Job: Return every line below in which "with" appears.

Stored records:

################

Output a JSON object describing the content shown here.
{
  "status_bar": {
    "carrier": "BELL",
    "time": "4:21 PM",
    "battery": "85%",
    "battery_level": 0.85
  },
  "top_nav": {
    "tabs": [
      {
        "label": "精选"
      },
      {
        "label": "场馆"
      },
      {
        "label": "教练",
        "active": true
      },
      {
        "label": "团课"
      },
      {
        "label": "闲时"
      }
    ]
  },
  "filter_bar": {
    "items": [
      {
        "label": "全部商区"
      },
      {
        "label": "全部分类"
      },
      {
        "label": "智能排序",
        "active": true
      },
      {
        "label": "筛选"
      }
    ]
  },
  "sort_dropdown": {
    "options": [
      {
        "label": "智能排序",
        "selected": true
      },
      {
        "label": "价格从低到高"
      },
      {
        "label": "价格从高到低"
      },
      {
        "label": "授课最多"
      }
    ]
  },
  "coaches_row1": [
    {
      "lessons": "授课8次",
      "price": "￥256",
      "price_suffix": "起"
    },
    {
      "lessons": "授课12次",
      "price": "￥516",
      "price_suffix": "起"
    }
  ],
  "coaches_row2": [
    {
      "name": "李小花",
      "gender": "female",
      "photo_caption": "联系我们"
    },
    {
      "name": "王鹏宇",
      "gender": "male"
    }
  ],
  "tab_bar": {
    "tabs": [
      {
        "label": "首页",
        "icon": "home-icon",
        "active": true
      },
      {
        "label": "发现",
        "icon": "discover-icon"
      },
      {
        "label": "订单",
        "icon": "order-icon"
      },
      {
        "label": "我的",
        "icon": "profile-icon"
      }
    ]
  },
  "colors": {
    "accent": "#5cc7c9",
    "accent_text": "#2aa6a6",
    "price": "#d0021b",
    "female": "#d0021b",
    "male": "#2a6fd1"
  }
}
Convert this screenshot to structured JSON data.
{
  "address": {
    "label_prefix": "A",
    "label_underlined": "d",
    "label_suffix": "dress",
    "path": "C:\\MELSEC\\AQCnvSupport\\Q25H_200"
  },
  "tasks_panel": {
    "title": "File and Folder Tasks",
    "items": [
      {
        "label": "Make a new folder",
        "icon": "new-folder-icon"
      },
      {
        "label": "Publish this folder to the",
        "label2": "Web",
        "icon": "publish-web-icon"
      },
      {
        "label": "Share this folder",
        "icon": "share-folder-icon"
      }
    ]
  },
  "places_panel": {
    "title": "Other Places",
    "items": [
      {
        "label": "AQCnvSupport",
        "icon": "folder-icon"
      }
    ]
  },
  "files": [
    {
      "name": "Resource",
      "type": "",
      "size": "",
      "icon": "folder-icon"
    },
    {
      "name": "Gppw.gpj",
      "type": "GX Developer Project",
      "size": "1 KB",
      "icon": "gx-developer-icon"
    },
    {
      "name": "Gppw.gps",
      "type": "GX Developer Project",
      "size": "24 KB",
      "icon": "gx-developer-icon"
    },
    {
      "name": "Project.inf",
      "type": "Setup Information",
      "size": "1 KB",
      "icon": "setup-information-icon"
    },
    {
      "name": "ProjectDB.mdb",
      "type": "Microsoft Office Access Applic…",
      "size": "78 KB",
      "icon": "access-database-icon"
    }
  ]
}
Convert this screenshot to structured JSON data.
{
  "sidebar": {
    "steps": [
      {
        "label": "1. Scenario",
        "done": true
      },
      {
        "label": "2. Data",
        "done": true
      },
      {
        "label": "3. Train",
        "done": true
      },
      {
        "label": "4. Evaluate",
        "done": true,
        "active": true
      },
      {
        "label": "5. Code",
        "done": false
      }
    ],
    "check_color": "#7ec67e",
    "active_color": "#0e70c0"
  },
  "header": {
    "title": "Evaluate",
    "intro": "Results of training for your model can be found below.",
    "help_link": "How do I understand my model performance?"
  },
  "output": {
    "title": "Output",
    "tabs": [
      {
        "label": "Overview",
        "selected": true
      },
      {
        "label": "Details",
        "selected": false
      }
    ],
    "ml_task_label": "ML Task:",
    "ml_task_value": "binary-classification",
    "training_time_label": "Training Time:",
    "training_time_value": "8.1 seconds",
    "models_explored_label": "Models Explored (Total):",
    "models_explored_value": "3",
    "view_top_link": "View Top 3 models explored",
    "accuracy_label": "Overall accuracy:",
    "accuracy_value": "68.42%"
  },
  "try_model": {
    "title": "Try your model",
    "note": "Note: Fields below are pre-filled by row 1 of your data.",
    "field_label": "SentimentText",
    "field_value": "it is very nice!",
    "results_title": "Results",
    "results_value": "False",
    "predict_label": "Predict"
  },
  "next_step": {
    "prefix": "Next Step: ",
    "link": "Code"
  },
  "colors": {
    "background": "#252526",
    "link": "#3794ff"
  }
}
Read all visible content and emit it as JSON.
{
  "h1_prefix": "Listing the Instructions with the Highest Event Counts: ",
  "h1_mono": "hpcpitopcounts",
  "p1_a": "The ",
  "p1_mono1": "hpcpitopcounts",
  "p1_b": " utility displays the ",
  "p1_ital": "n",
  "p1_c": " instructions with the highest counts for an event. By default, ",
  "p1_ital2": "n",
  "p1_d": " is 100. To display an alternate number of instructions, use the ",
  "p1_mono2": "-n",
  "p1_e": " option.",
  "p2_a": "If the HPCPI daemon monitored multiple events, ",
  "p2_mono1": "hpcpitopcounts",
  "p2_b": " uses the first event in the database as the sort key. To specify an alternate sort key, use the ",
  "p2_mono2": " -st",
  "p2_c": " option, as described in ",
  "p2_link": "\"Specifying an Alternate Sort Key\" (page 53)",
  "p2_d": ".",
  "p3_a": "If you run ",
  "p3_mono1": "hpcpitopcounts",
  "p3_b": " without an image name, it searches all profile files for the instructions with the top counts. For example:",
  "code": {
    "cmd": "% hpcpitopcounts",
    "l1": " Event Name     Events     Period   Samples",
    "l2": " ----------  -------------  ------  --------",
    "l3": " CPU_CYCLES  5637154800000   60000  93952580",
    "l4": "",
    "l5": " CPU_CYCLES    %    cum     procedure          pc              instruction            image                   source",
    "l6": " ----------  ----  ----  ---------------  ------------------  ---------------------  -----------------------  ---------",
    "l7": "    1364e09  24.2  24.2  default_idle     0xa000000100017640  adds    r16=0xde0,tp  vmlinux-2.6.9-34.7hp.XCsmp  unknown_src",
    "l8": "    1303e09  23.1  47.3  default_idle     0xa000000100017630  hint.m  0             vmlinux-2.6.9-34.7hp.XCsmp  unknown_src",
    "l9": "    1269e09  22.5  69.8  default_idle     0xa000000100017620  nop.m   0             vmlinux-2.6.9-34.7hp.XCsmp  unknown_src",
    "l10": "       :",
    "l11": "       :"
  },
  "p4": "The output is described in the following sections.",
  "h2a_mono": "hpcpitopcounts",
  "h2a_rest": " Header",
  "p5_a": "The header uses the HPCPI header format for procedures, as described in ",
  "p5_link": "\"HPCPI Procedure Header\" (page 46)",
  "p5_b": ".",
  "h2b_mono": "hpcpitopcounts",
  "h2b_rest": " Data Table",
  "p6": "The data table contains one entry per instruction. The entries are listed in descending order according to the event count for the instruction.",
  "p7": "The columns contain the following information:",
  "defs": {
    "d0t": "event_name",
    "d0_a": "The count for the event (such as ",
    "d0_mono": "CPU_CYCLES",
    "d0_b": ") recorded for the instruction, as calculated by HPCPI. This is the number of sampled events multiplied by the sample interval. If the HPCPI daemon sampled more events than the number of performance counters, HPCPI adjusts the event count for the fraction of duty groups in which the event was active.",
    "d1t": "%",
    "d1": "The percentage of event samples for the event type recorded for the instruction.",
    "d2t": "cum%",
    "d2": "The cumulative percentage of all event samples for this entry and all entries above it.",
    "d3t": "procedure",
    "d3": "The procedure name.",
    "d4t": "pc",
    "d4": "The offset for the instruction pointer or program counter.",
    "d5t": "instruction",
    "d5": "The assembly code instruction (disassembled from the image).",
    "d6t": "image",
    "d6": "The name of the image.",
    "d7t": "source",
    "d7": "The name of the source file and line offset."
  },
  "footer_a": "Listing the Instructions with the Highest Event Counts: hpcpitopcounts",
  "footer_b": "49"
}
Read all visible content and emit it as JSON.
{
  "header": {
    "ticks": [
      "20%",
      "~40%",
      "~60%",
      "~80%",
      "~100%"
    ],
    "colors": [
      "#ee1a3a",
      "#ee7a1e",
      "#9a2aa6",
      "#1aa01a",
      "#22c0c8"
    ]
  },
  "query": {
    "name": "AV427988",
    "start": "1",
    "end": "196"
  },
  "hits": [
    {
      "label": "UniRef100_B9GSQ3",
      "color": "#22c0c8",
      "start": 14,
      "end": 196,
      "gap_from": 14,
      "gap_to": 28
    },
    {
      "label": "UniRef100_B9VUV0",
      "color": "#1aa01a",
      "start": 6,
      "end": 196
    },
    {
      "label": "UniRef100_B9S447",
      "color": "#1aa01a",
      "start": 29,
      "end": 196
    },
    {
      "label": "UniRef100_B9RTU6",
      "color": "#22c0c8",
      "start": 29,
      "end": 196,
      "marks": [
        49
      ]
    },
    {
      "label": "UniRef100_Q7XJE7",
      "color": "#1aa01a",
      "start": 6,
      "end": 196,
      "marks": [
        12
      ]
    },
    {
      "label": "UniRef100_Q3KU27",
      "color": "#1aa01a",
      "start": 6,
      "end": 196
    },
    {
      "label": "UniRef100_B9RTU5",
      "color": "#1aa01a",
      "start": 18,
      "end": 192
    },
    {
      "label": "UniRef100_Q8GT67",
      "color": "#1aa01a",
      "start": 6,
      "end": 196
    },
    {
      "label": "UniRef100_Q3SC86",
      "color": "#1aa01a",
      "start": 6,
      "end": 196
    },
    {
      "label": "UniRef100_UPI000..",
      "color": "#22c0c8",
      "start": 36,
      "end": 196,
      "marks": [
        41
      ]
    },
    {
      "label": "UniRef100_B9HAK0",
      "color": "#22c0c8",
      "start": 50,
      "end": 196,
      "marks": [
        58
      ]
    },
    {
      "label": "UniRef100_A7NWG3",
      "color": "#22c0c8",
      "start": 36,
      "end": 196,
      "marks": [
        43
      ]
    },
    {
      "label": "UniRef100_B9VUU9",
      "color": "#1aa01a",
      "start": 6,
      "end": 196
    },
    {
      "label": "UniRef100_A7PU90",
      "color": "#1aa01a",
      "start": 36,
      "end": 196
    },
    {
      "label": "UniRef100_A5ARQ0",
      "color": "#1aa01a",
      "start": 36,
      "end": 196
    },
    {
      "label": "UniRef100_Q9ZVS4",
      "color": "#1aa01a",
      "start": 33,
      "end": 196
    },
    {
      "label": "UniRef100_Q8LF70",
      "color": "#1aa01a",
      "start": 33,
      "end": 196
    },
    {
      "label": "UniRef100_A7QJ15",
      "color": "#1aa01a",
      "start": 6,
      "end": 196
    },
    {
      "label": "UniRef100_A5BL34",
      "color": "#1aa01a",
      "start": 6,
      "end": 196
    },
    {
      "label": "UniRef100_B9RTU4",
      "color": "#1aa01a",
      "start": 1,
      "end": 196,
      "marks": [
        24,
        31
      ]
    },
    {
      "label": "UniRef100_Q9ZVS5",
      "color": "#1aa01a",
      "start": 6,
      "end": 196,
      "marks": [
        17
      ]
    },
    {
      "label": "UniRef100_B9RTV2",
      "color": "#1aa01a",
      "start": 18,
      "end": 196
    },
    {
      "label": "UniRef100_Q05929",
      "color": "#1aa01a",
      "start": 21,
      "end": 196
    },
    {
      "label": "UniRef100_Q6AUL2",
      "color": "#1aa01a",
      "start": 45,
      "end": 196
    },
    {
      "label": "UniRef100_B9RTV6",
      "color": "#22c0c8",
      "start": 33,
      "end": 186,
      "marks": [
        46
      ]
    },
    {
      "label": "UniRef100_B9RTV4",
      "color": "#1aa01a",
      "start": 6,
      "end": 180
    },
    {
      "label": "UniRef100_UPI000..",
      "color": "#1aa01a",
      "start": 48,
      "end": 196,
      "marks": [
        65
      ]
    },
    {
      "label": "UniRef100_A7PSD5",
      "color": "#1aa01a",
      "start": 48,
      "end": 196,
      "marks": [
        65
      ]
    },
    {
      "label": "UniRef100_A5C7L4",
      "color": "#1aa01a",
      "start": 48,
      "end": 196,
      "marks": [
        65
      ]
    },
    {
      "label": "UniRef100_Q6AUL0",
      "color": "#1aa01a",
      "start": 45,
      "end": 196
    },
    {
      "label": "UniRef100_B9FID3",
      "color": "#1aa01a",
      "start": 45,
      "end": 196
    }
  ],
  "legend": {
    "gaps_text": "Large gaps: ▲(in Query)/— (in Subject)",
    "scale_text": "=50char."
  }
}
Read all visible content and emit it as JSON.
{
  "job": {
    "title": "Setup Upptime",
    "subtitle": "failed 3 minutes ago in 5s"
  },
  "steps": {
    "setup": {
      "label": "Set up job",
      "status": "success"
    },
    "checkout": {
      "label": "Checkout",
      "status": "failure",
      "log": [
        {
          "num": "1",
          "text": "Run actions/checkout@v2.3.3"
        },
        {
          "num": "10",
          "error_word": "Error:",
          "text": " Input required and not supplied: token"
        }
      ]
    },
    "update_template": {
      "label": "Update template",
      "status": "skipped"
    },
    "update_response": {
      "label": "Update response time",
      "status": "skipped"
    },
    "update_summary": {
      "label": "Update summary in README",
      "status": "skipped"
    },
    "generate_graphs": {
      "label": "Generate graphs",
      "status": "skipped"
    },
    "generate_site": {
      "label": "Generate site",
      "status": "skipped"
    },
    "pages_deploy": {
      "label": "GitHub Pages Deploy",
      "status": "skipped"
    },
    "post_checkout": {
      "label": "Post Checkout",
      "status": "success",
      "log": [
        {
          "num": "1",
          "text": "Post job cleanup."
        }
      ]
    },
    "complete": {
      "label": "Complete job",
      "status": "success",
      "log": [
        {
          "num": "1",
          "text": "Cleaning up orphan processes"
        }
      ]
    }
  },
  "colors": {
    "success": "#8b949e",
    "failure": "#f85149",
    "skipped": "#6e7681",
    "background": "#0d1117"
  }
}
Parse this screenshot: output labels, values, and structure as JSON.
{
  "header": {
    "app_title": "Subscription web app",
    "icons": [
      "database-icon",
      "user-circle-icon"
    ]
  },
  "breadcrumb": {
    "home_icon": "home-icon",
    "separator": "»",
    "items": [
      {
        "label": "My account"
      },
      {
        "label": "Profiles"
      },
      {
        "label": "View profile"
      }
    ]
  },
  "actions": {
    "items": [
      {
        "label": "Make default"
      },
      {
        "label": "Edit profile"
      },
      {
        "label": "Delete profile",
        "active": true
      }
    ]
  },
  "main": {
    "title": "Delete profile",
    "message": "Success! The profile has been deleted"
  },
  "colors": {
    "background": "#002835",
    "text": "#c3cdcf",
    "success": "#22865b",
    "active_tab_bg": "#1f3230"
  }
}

################

Exercise solution:
  "h1_prefix": "Listing the Instructions with the Highest Event Counts: ",
  "p1_c": " instructions with the highest counts for an event. By default, ",
  "p3_b": " without an image name, it searches all profile files for the instructions with the top counts. For example:",
  "footer_a": "Listing the Instructions with the Highest Event Counts: hpcpitopcounts",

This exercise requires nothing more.